Given entries:
###
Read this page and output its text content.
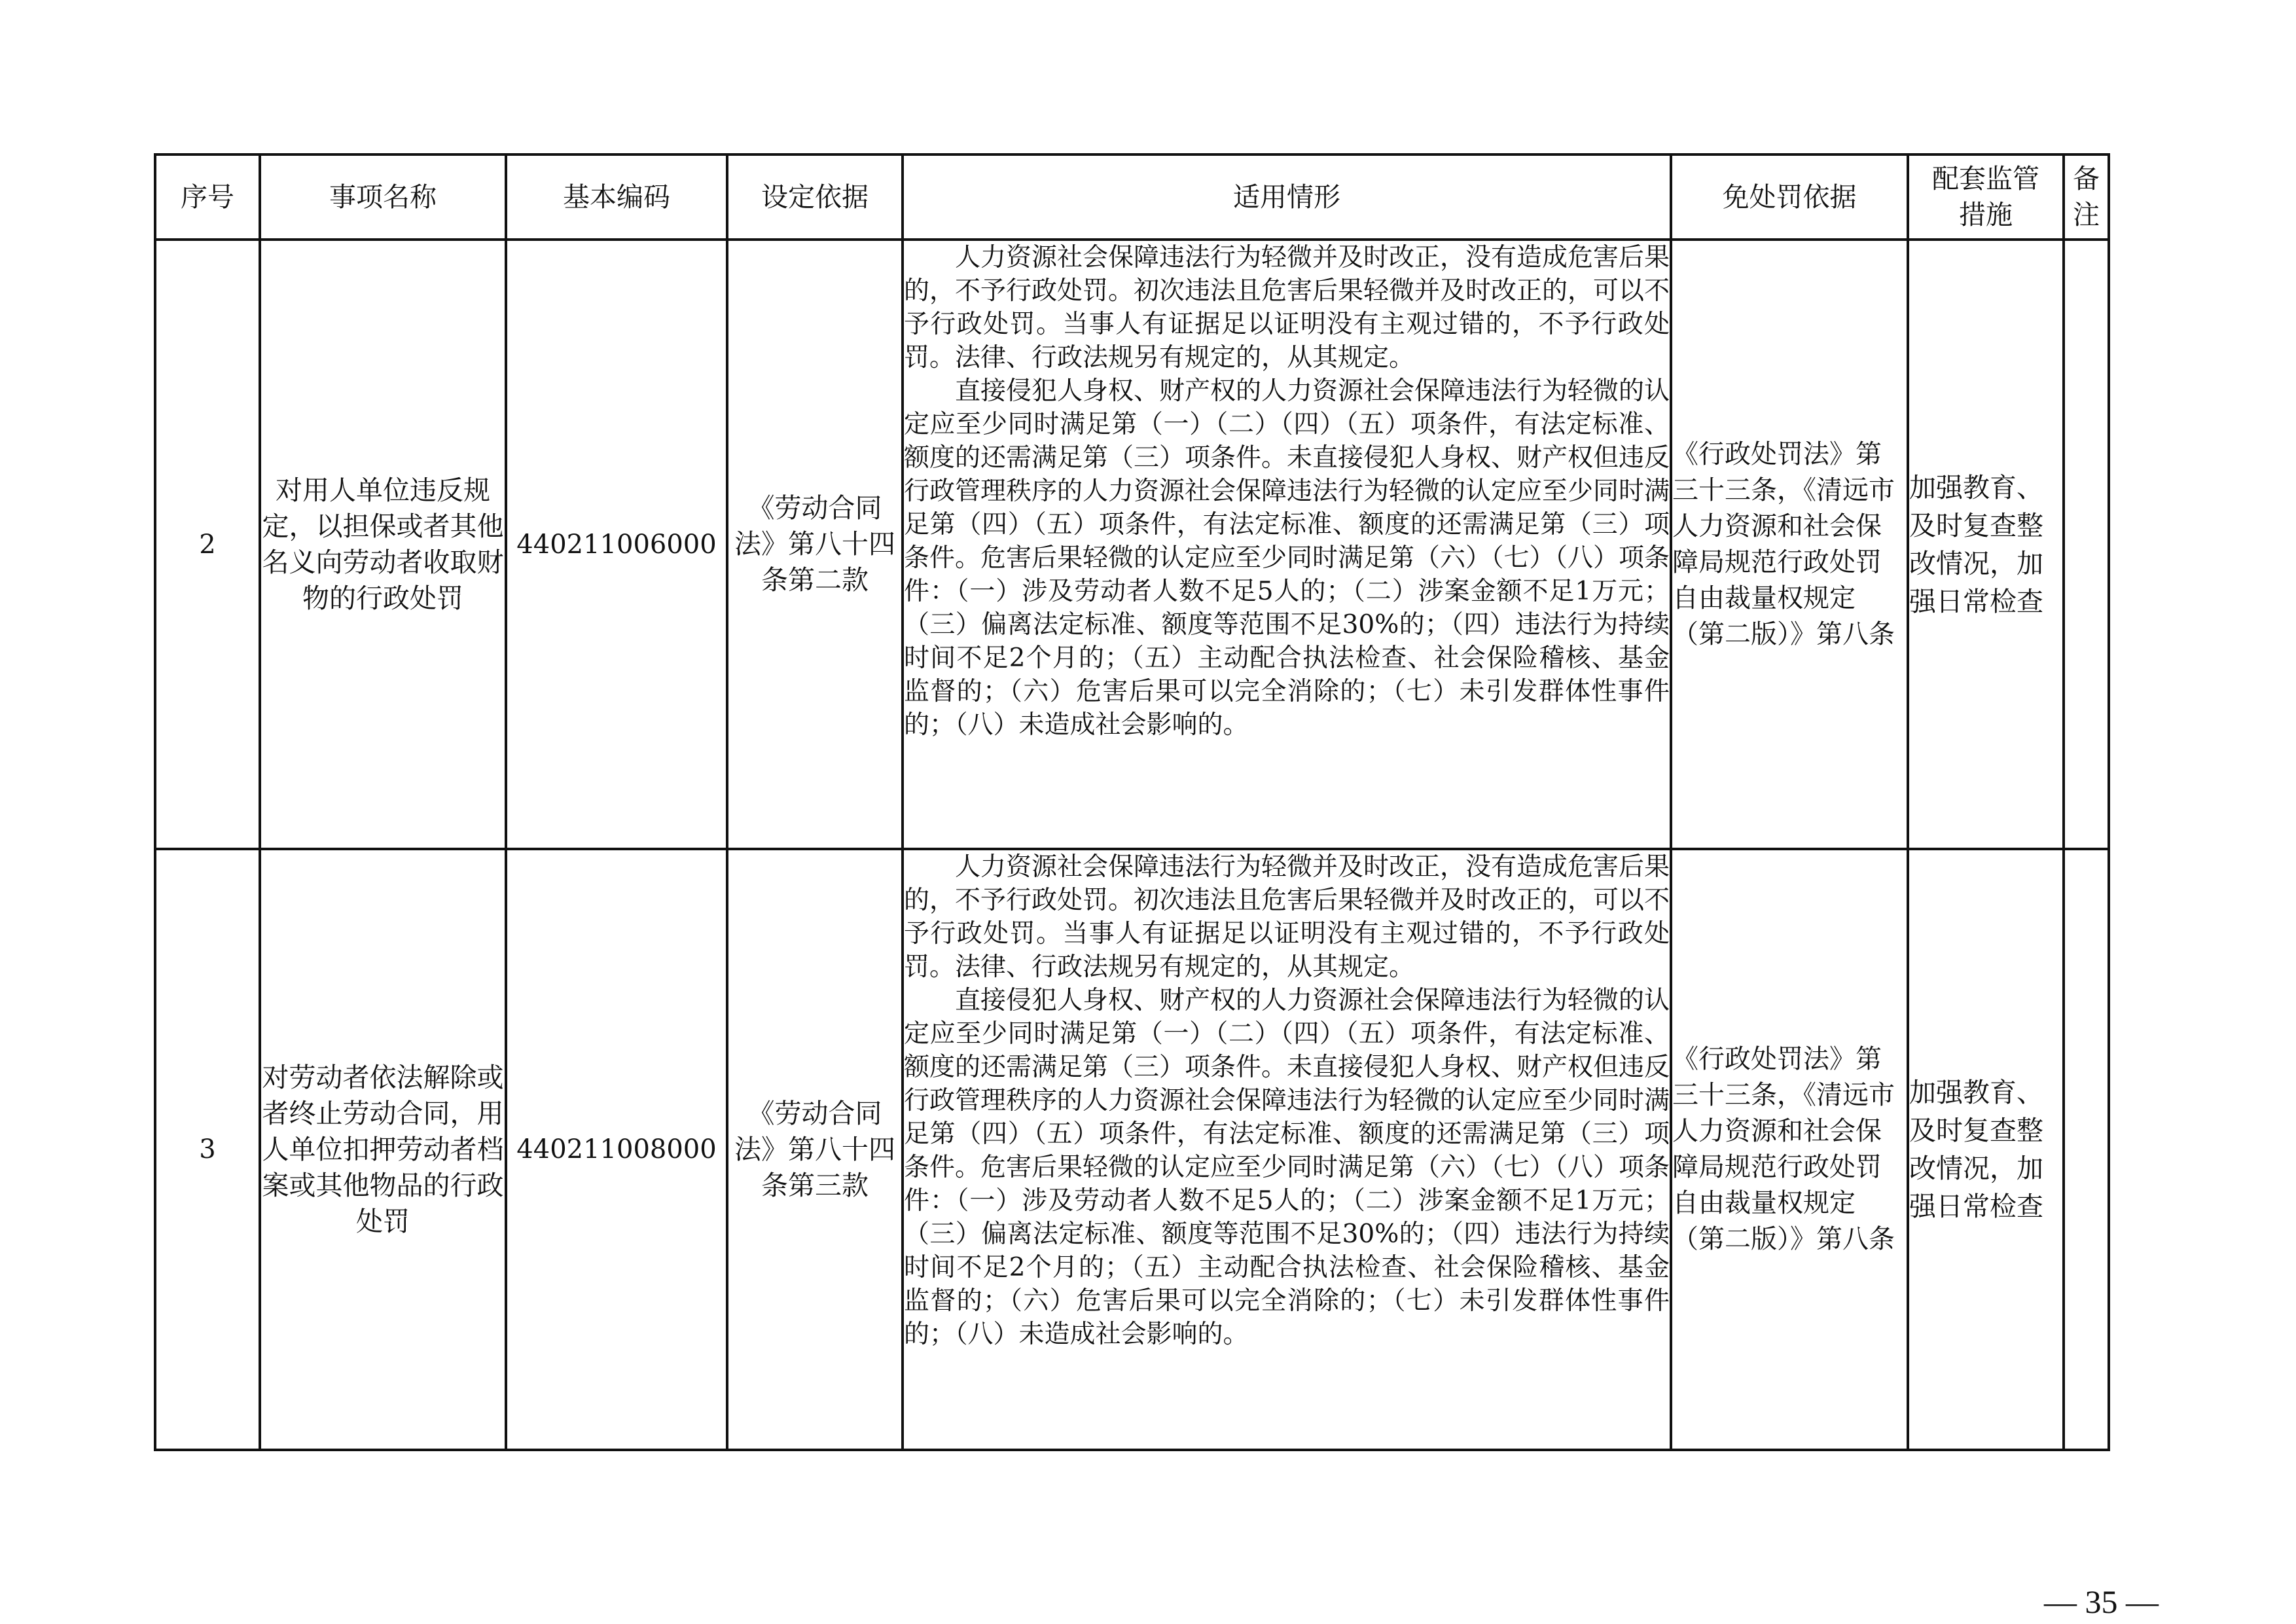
序号	事项名称	基本编码	设定依据	适用情形	免处罚依据	配套监管措施	备注
2	对用人单位违反规定，以担保或者其他名义向劳动者收取财物的行政处罚	440211006000	《劳动合同法》第八十四条第二款	人力资源社会保障违法行为轻微并及时改正，没有造成危害后果的，不予行政处罚。初次违法且危害后果轻微并及时改正的，可以不予行政处罚。当事人有证据足以证明没有主观过错的，不予行政处罚。法律、行政法规另有规定的，从其规定。

直接侵犯人身权、财产权的人力资源社会保障违法行为轻微的认定应至少同时满足第（一）（二）（四）（五）项条件，有法定标准、额度的还需满足第（三）项条件。未直接侵犯人身权、财产权但违反行政管理秩序的人力资源社会保障违法行为轻微的认定应至少同时满足第（四）（五）项条件，有法定标准、额度的还需满足第（三）项条件。危害后果轻微的认定应至少同时满足第（六）（七）（八）项条件：（一）涉及劳动者人数不足5人的；（二）涉案金额不足1万元；（三）偏离法定标准、额度等范围不足30%的；（四）违法行为持续时间不足2个月的；（五）主动配合执法检查、社会保险稽核、基金监督的；（六）危害后果可以完全消除的；（七）未引发群体性事件的；（八）未造成社会影响的。	《行政处罚法》第三十三条，《清远市人力资源和社会保障局规范行政处罚自由裁量权规定（第二版）》第八条	加强教育、及时复查整改情况，加强日常检查	
3	对劳动者依法解除或者终止劳动合同，用人单位扣押劳动者档案或其他物品的行政处罚	440211008000	《劳动合同法》第八十四条第三款	人力资源社会保障违法行为轻微并及时改正，没有造成危害后果的，不予行政处罚。初次违法且危害后果轻微并及时改正的，可以不予行政处罚。当事人有证据足以证明没有主观过错的，不予行政处罚。法律、行政法规另有规定的，从其规定。

直接侵犯人身权、财产权的人力资源社会保障违法行为轻微的认定应至少同时满足第（一）（二）（四）（五）项条件，有法定标准、额度的还需满足第（三）项条件。未直接侵犯人身权、财产权但违反行政管理秩序的人力资源社会保障违法行为轻微的认定应至少同时满足第（四）（五）项条件，有法定标准、额度的还需满足第（三）项条件。危害后果轻微的认定应至少同时满足第（六）（七）（八）项条件：（一）涉及劳动者人数不足5人的；（二）涉案金额不足1万元；（三）偏离法定标准、额度等范围不足30%的；（四）违法行为持续时间不足2个月的；（五）主动配合执法检查、社会保险稽核、基金监督的；（六）危害后果可以完全消除的；（七）未引发群体性事件的；（八）未造成社会影响的。	《行政处罚法》第三十三条，《清远市人力资源和社会保障局规范行政处罚自由裁量权规定（第二版）》第八条	加强教育、及时复查整改情况，加强日常检查	
— 35 —
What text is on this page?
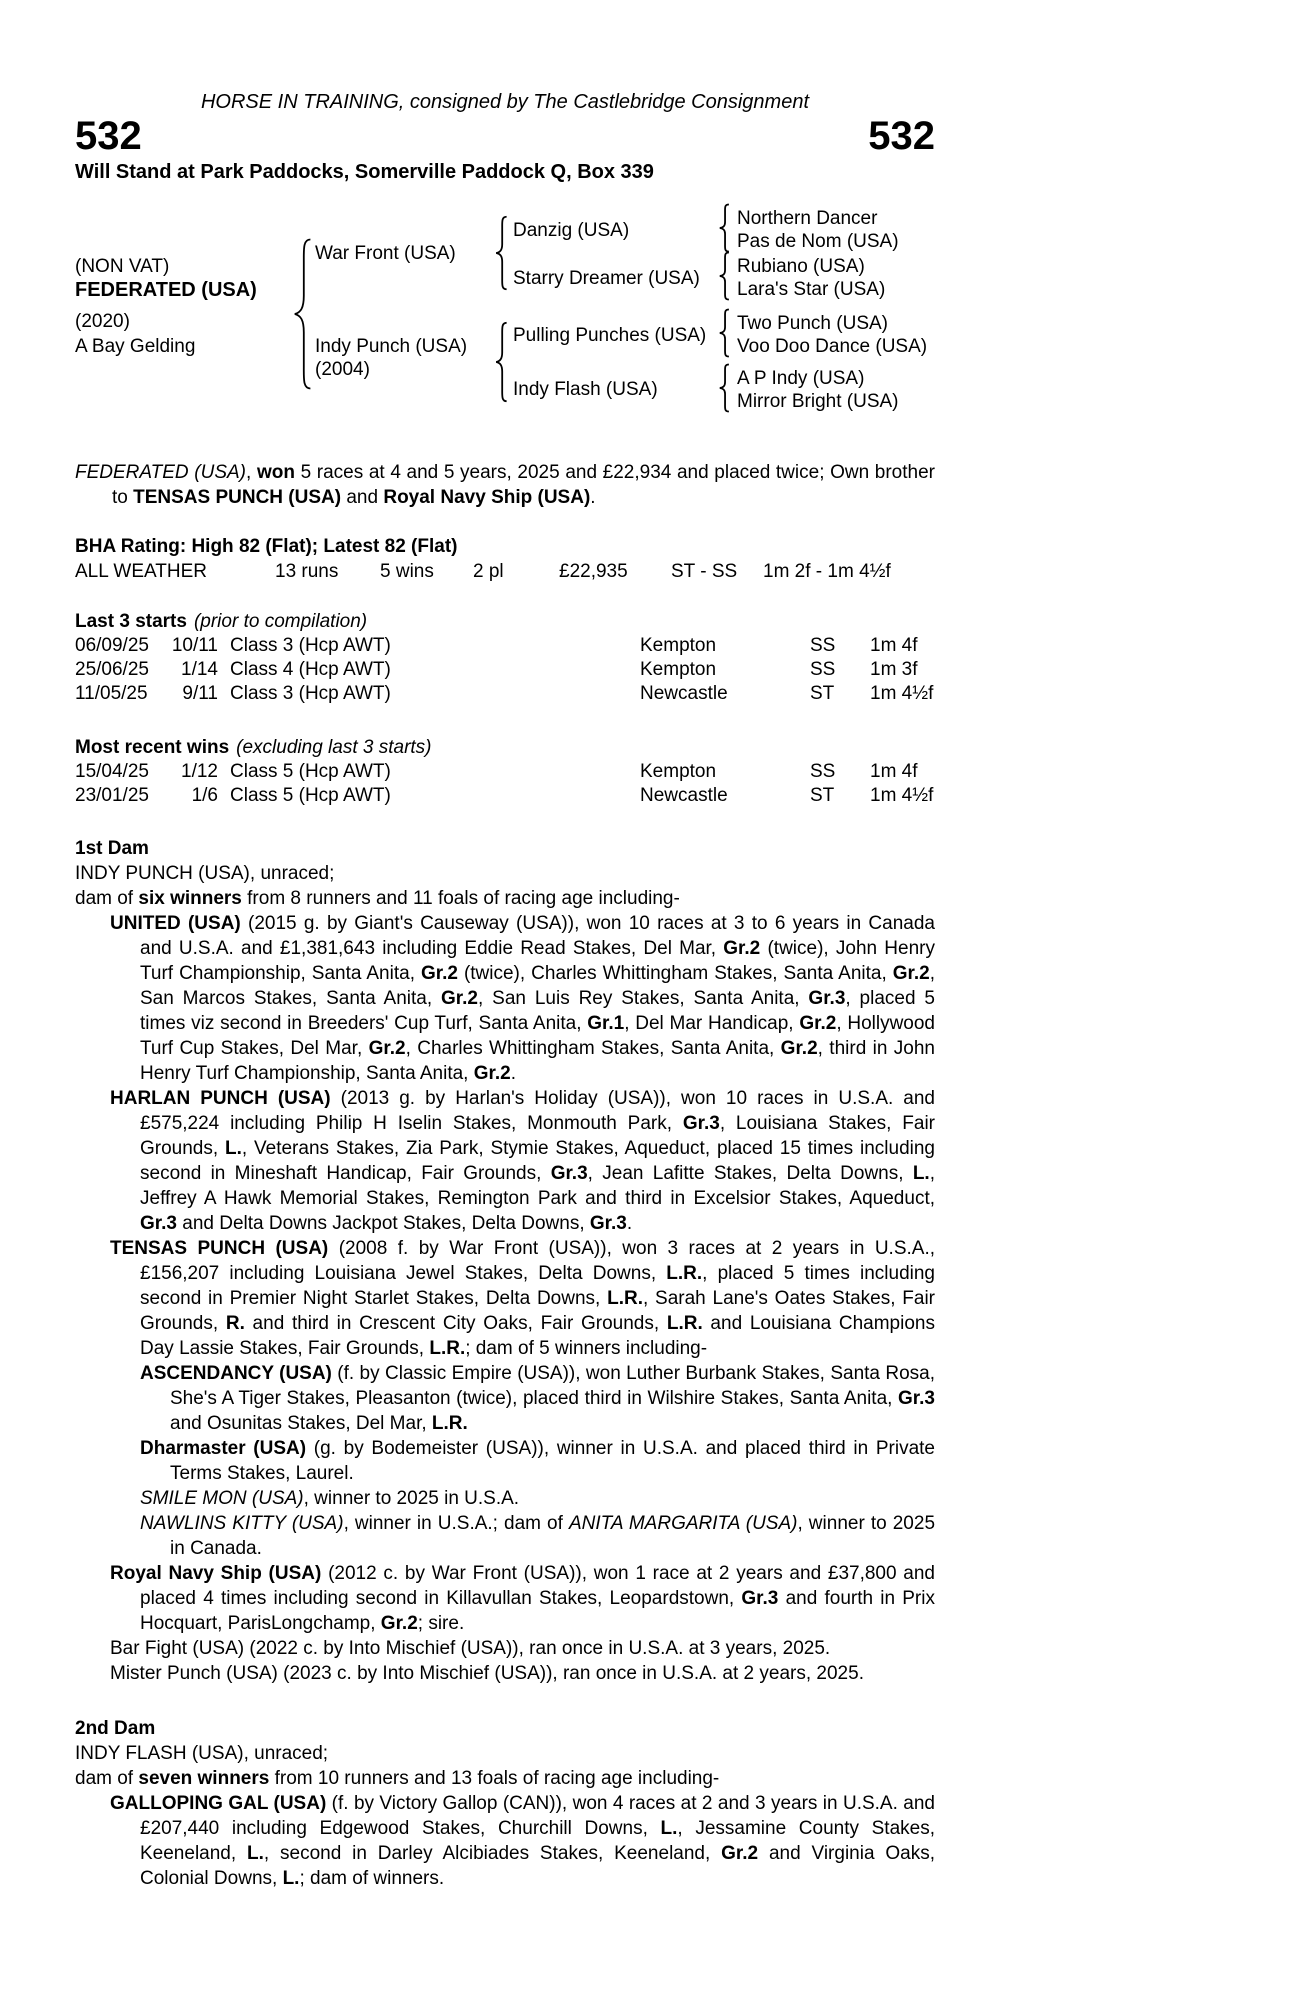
HORSE IN TRAINING, consigned by The Castlebridge Consignment
532	532
Will Stand at Park Paddocks, Somerville Paddock Q, Box 339
(NON VAT)
FEDERATED (USA)
(2020)
A Bay Gelding
War Front (USA)
Indy Punch (USA)
(2004)
Danzig (USA)
Starry Dreamer (USA)
Pulling Punches (USA)
Indy Flash (USA)
Northern Dancer
Pas de Nom (USA)
Rubiano (USA)
Lara's Star (USA)
Two Punch (USA)
Voo Doo Dance (USA)
A P Indy (USA)
Mirror Bright (USA)
FEDERATED (USA), won 5 races at 4 and 5 years, 2025 and £22,934 and placed twice; Own brother to TENSAS PUNCH (USA) and Royal Navy Ship (USA).
BHA Rating: High 82 (Flat); Latest 82 (Flat)
ALL WEATHER	13 runs 5 wins 2 pl	£22,935 ST - SS 1m 2f - 1m 4½f
Last 3 starts (prior to compilation)
06/09/25	10/11 Class 3 (Hcp AWT)	Kempton	SS 1m 4f
25/06/25	1/14 Class 4 (Hcp AWT)	Kempton	SS 1m 3f
11/05/25	9/11 Class 3 (Hcp AWT)	Newcastle	ST 1m 4½f
Most recent wins (excluding last 3 starts)
15/04/25	1/12 Class 5 (Hcp AWT)	Kempton	SS 1m 4f
23/01/25	1/6 Class 5 (Hcp AWT)	Newcastle	ST 1m 4½f
1st Dam
INDY PUNCH (USA), unraced;
dam of six winners from 8 runners and 11 foals of racing age including-
UNITED (USA) (2015 g. by Giant's Causeway (USA)), won 10 races at 3 to 6 years in Canada and U.S.A. and £1,381,643 including Eddie Read Stakes, Del Mar, Gr.2 (twice), John Henry Turf Championship, Santa Anita, Gr.2 (twice), Charles Whittingham Stakes, Santa Anita, Gr.2, San Marcos Stakes, Santa Anita, Gr.2, San Luis Rey Stakes, Santa Anita, Gr.3, placed 5 times viz second in Breeders' Cup Turf, Santa Anita, Gr.1, Del Mar Handicap, Gr.2, Hollywood Turf Cup Stakes, Del Mar, Gr.2, Charles Whittingham Stakes, Santa Anita, Gr.2, third in John Henry Turf Championship, Santa Anita, Gr.2.
HARLAN PUNCH (USA) (2013 g. by Harlan's Holiday (USA)), won 10 races in U.S.A. and £575,224 including Philip H Iselin Stakes, Monmouth Park, Gr.3, Louisiana Stakes, Fair Grounds, L., Veterans Stakes, Zia Park, Stymie Stakes, Aqueduct, placed 15 times including second in Mineshaft Handicap, Fair Grounds, Gr.3, Jean Lafitte Stakes, Delta Downs, L., Jeffrey A Hawk Memorial Stakes, Remington Park and third in Excelsior Stakes, Aqueduct, Gr.3 and Delta Downs Jackpot Stakes, Delta Downs, Gr.3.
TENSAS PUNCH (USA) (2008 f. by War Front (USA)), won 3 races at 2 years in U.S.A., £156,207 including Louisiana Jewel Stakes, Delta Downs, L.R., placed 5 times including second in Premier Night Starlet Stakes, Delta Downs, L.R., Sarah Lane's Oates Stakes, Fair Grounds, R. and third in Crescent City Oaks, Fair Grounds, L.R. and Louisiana Champions Day Lassie Stakes, Fair Grounds, L.R.; dam of 5 winners including-
ASCENDANCY (USA) (f. by Classic Empire (USA)), won Luther Burbank Stakes, Santa Rosa, She's A Tiger Stakes, Pleasanton (twice), placed third in Wilshire Stakes, Santa Anita, Gr.3 and Osunitas Stakes, Del Mar, L.R.
Dharmaster (USA) (g. by Bodemeister (USA)), winner in U.S.A. and placed third in Private Terms Stakes, Laurel.
SMILE MON (USA), winner to 2025 in U.S.A.
NAWLINS KITTY (USA), winner in U.S.A.; dam of ANITA MARGARITA (USA), winner to 2025 in Canada.
Royal Navy Ship (USA) (2012 c. by War Front (USA)), won 1 race at 2 years and £37,800 and placed 4 times including second in Killavullan Stakes, Leopardstown, Gr.3 and fourth in Prix Hocquart, ParisLongchamp, Gr.2; sire.
Bar Fight (USA) (2022 c. by Into Mischief (USA)), ran once in U.S.A. at 3 years, 2025.
Mister Punch (USA) (2023 c. by Into Mischief (USA)), ran once in U.S.A. at 2 years, 2025.
2nd Dam
INDY FLASH (USA), unraced;
dam of seven winners from 10 runners and 13 foals of racing age including-
GALLOPING GAL (USA) (f. by Victory Gallop (CAN)), won 4 races at 2 and 3 years in U.S.A. and £207,440 including Edgewood Stakes, Churchill Downs, L., Jessamine County Stakes, Keeneland, L., second in Darley Alcibiades Stakes, Keeneland, Gr.2 and Virginia Oaks, Colonial Downs, L.; dam of winners.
###
Aim of the task:
Select the lines in this material that hold the word "foals", leaving none out.

Answer to this exercise:
dam of six winners from 8 runners and 11 foals of racing age including-
dam of seven winners from 10 runners and 13 foals of racing age including-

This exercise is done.